───── SUPPLIED DATA ─────
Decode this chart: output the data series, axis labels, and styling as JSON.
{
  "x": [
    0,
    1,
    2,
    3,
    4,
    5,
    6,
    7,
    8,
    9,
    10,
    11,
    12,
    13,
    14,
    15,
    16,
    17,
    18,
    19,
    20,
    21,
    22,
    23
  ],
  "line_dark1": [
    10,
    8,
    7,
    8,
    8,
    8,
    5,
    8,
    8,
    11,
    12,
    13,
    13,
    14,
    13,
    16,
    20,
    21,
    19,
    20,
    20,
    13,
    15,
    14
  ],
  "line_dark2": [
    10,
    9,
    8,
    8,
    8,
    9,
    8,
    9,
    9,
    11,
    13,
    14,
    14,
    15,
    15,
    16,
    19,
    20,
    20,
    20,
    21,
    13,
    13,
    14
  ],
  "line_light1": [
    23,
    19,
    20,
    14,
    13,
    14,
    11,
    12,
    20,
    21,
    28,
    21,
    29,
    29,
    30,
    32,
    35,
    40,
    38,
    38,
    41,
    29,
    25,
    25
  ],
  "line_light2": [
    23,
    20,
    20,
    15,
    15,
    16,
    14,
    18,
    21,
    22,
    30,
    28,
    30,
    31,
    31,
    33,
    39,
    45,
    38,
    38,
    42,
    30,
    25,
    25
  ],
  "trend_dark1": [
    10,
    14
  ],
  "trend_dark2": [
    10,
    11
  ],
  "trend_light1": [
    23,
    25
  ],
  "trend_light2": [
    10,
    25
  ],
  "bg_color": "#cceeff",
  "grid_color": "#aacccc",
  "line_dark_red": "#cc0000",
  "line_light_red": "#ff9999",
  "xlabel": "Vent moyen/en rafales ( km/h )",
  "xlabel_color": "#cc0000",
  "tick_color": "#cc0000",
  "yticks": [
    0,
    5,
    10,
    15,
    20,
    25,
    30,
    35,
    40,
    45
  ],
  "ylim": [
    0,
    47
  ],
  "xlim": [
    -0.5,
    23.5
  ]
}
─────
───── SUPPLIED DATA ─────
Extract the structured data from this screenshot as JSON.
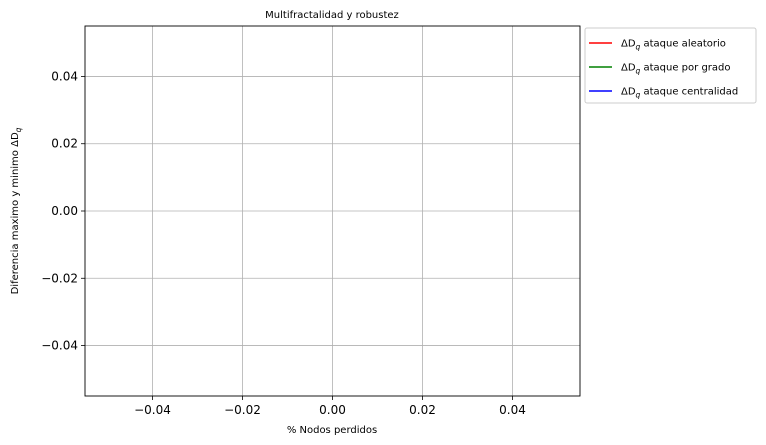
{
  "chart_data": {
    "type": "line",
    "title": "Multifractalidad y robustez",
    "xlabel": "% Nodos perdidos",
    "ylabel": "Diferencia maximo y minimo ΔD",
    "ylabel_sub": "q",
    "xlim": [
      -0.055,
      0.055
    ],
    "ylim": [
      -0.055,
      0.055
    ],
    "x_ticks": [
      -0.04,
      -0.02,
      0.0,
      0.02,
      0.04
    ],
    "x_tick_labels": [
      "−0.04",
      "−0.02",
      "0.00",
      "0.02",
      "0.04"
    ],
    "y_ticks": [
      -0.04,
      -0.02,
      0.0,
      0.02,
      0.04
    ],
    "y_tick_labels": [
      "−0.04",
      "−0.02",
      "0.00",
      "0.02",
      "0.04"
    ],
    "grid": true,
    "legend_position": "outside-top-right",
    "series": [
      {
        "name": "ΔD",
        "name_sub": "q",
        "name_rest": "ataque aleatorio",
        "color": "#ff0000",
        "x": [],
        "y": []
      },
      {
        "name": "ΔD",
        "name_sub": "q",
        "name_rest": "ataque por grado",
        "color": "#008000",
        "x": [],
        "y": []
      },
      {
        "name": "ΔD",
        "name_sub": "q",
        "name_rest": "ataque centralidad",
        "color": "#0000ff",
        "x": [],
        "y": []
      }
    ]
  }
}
─────
───── SUPPLIED DATA ─────
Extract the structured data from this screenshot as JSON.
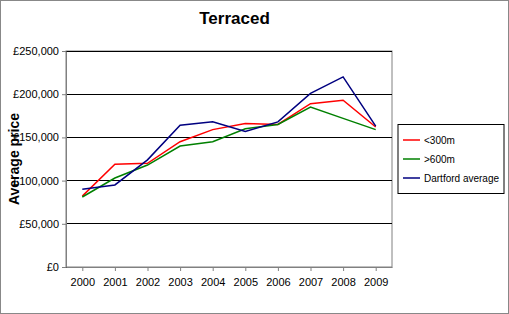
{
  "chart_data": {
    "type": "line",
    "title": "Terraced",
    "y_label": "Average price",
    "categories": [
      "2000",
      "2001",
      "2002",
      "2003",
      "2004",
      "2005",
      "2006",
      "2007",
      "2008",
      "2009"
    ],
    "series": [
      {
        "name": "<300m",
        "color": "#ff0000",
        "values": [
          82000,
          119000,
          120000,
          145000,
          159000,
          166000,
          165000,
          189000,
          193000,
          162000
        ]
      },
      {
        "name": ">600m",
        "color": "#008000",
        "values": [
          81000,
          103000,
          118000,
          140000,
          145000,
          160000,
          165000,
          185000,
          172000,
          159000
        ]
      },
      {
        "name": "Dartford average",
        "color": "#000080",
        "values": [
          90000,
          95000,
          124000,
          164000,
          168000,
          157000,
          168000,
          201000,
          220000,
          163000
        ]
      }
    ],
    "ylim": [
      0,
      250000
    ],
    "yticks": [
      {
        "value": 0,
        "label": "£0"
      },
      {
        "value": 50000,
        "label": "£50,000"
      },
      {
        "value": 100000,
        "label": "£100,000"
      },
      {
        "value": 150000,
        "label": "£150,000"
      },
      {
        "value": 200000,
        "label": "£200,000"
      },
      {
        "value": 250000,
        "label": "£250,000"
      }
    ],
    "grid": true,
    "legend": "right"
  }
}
─────
> TASK REQUIREMENTS
Which lines in the data above contain "right"? Show each one.

> EXPECTED OUTPUT
    "legend_position": "outside-top-right",
    "legend": "right"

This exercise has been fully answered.